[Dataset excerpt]
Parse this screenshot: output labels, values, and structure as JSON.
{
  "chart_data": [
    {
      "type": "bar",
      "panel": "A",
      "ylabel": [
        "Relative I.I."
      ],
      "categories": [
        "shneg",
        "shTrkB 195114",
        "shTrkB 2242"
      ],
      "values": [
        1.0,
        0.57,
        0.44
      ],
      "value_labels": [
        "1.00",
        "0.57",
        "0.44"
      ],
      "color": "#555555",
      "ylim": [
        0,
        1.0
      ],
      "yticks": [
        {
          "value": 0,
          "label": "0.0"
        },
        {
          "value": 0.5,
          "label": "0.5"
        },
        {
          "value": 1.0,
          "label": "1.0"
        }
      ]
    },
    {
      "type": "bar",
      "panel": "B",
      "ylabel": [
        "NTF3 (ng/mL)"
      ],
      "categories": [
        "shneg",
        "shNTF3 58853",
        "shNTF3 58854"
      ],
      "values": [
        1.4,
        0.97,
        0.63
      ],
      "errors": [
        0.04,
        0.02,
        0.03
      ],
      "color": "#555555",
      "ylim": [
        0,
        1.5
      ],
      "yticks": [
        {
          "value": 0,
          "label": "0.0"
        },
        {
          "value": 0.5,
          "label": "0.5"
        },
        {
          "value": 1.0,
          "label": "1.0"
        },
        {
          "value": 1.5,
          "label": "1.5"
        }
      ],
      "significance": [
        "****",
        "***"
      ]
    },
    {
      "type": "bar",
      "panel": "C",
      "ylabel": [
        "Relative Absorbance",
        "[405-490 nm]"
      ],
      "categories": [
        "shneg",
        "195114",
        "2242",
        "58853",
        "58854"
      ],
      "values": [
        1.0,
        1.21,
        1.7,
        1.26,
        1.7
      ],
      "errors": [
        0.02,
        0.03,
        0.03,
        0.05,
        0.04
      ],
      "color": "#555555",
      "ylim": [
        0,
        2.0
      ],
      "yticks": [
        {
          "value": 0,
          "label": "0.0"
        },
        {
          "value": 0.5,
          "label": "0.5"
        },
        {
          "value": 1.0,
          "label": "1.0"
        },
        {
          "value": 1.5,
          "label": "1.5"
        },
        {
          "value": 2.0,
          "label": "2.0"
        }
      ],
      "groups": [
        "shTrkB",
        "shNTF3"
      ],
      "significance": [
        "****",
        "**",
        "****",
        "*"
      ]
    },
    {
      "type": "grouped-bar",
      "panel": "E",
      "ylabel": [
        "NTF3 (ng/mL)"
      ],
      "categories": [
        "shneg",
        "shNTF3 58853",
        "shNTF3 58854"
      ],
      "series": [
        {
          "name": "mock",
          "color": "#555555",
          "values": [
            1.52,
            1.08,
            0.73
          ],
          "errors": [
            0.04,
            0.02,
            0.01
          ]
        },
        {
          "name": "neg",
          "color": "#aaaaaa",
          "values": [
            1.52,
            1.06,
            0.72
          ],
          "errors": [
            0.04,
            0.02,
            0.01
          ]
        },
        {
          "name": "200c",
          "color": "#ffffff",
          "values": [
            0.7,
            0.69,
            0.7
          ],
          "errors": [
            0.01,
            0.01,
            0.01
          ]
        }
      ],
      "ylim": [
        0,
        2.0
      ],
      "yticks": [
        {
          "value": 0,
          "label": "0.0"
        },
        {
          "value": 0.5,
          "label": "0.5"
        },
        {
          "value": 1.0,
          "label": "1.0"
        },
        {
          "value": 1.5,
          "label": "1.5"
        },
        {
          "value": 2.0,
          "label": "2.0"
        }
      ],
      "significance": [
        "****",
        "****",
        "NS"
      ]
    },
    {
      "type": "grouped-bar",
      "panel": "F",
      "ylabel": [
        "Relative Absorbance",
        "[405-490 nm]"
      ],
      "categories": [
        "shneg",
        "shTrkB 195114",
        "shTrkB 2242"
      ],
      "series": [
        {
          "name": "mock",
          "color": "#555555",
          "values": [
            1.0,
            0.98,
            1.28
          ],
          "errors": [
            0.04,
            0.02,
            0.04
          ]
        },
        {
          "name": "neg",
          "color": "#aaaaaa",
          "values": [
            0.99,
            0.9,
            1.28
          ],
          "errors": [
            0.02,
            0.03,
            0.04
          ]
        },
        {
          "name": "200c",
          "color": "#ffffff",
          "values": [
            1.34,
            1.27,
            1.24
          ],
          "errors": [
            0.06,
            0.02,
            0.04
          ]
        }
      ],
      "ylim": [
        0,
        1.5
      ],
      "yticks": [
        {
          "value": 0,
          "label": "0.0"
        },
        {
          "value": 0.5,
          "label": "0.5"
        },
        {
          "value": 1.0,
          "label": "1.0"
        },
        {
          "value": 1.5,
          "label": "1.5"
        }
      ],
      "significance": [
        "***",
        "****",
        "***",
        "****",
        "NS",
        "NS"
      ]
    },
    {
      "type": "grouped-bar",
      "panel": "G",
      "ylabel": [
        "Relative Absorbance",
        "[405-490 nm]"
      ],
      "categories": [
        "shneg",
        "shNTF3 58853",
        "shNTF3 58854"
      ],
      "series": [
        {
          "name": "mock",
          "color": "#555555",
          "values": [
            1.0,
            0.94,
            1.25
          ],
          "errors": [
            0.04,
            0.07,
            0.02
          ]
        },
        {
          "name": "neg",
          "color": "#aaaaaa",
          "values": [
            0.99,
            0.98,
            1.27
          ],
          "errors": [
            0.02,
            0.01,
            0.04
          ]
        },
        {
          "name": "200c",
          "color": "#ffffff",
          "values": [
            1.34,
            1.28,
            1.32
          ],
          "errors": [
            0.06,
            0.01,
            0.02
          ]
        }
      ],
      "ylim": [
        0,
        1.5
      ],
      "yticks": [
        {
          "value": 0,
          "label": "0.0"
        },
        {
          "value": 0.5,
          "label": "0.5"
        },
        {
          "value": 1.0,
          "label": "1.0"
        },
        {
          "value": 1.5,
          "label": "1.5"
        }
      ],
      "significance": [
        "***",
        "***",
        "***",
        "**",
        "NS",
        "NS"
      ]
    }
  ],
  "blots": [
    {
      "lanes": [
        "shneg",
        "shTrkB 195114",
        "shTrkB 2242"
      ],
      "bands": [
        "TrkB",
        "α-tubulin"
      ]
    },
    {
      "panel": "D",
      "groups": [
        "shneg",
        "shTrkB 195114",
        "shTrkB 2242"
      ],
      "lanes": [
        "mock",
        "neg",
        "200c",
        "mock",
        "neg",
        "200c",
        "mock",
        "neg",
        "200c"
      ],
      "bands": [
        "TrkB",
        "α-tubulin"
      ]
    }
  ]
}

- Brief:
Write out all the records above again, exactly as they stand.

- The completed task:
Parse this screenshot: output labels, values, and structure as JSON.
{
  "chart_data": [
    {
      "type": "bar",
      "panel": "A",
      "ylabel": [
        "Relative I.I."
      ],
      "categories": [
        "shneg",
        "shTrkB 195114",
        "shTrkB 2242"
      ],
      "values": [
        1.0,
        0.57,
        0.44
      ],
      "value_labels": [
        "1.00",
        "0.57",
        "0.44"
      ],
      "color": "#555555",
      "ylim": [
        0,
        1.0
      ],
      "yticks": [
        {
          "value": 0,
          "label": "0.0"
        },
        {
          "value": 0.5,
          "label": "0.5"
        },
        {
          "value": 1.0,
          "label": "1.0"
        }
      ]
    },
    {
      "type": "bar",
      "panel": "B",
      "ylabel": [
        "NTF3 (ng/mL)"
      ],
      "categories": [
        "shneg",
        "shNTF3 58853",
        "shNTF3 58854"
      ],
      "values": [
        1.4,
        0.97,
        0.63
      ],
      "errors": [
        0.04,
        0.02,
        0.03
      ],
      "color": "#555555",
      "ylim": [
        0,
        1.5
      ],
      "yticks": [
        {
          "value": 0,
          "label": "0.0"
        },
        {
          "value": 0.5,
          "label": "0.5"
        },
        {
          "value": 1.0,
          "label": "1.0"
        },
        {
          "value": 1.5,
          "label": "1.5"
        }
      ],
      "significance": [
        "****",
        "***"
      ]
    },
    {
      "type": "bar",
      "panel": "C",
      "ylabel": [
        "Relative Absorbance",
        "[405-490 nm]"
      ],
      "categories": [
        "shneg",
        "195114",
        "2242",
        "58853",
        "58854"
      ],
      "values": [
        1.0,
        1.21,
        1.7,
        1.26,
        1.7
      ],
      "errors": [
        0.02,
        0.03,
        0.03,
        0.05,
        0.04
      ],
      "color": "#555555",
      "ylim": [
        0,
        2.0
      ],
      "yticks": [
        {
          "value": 0,
          "label": "0.0"
        },
        {
          "value": 0.5,
          "label": "0.5"
        },
        {
          "value": 1.0,
          "label": "1.0"
        },
        {
          "value": 1.5,
          "label": "1.5"
        },
        {
          "value": 2.0,
          "label": "2.0"
        }
      ],
      "groups": [
        "shTrkB",
        "shNTF3"
      ],
      "significance": [
        "****",
        "**",
        "****",
        "*"
      ]
    },
    {
      "type": "grouped-bar",
      "panel": "E",
      "ylabel": [
        "NTF3 (ng/mL)"
      ],
      "categories": [
        "shneg",
        "shNTF3 58853",
        "shNTF3 58854"
      ],
      "series": [
        {
          "name": "mock",
          "color": "#555555",
          "values": [
            1.52,
            1.08,
            0.73
          ],
          "errors": [
            0.04,
            0.02,
            0.01
          ]
        },
        {
          "name": "neg",
          "color": "#aaaaaa",
          "values": [
            1.52,
            1.06,
            0.72
          ],
          "errors": [
            0.04,
            0.02,
            0.01
          ]
        },
        {
          "name": "200c",
          "color": "#ffffff",
          "values": [
            0.7,
            0.69,
            0.7
          ],
          "errors": [
            0.01,
            0.01,
            0.01
          ]
        }
      ],
      "ylim": [
        0,
        2.0
      ],
      "yticks": [
        {
          "value": 0,
          "label": "0.0"
        },
        {
          "value": 0.5,
          "label": "0.5"
        },
        {
          "value": 1.0,
          "label": "1.0"
        },
        {
          "value": 1.5,
          "label": "1.5"
        },
        {
          "value": 2.0,
          "label": "2.0"
        }
      ],
      "significance": [
        "****",
        "****",
        "NS"
      ]
    },
    {
      "type": "grouped-bar",
      "panel": "F",
      "ylabel": [
        "Relative Absorbance",
        "[405-490 nm]"
      ],
      "categories": [
        "shneg",
        "shTrkB 195114",
        "shTrkB 2242"
      ],
      "series": [
        {
          "name": "mock",
          "color": "#555555",
          "values": [
            1.0,
            0.98,
            1.28
          ],
          "errors": [
            0.04,
            0.02,
            0.04
          ]
        },
        {
          "name": "neg",
          "color": "#aaaaaa",
          "values": [
            0.99,
            0.9,
            1.28
          ],
          "errors": [
            0.02,
            0.03,
            0.04
          ]
        },
        {
          "name": "200c",
          "color": "#ffffff",
          "values": [
            1.34,
            1.27,
            1.24
          ],
          "errors": [
            0.06,
            0.02,
            0.04
          ]
        }
      ],
      "ylim": [
        0,
        1.5
      ],
      "yticks": [
        {
          "value": 0,
          "label": "0.0"
        },
        {
          "value": 0.5,
          "label": "0.5"
        },
        {
          "value": 1.0,
          "label": "1.0"
        },
        {
          "value": 1.5,
          "label": "1.5"
        }
      ],
      "significance": [
        "***",
        "****",
        "***",
        "****",
        "NS",
        "NS"
      ]
    },
    {
      "type": "grouped-bar",
      "panel": "G",
      "ylabel": [
        "Relative Absorbance",
        "[405-490 nm]"
      ],
      "categories": [
        "shneg",
        "shNTF3 58853",
        "shNTF3 58854"
      ],
      "series": [
        {
          "name": "mock",
          "color": "#555555",
          "values": [
            1.0,
            0.94,
            1.25
          ],
          "errors": [
            0.04,
            0.07,
            0.02
          ]
        },
        {
          "name": "neg",
          "color": "#aaaaaa",
          "values": [
            0.99,
            0.98,
            1.27
          ],
          "errors": [
            0.02,
            0.01,
            0.04
          ]
        },
        {
          "name": "200c",
          "color": "#ffffff",
          "values": [
            1.34,
            1.28,
            1.32
          ],
          "errors": [
            0.06,
            0.01,
            0.02
          ]
        }
      ],
      "ylim": [
        0,
        1.5
      ],
      "yticks": [
        {
          "value": 0,
          "label": "0.0"
        },
        {
          "value": 0.5,
          "label": "0.5"
        },
        {
          "value": 1.0,
          "label": "1.0"
        },
        {
          "value": 1.5,
          "label": "1.5"
        }
      ],
      "significance": [
        "***",
        "***",
        "***",
        "**",
        "NS",
        "NS"
      ]
    }
  ],
  "blots": [
    {
      "lanes": [
        "shneg",
        "shTrkB 195114",
        "shTrkB 2242"
      ],
      "bands": [
        "TrkB",
        "α-tubulin"
      ]
    },
    {
      "panel": "D",
      "groups": [
        "shneg",
        "shTrkB 195114",
        "shTrkB 2242"
      ],
      "lanes": [
        "mock",
        "neg",
        "200c",
        "mock",
        "neg",
        "200c",
        "mock",
        "neg",
        "200c"
      ],
      "bands": [
        "TrkB",
        "α-tubulin"
      ]
    }
  ]
}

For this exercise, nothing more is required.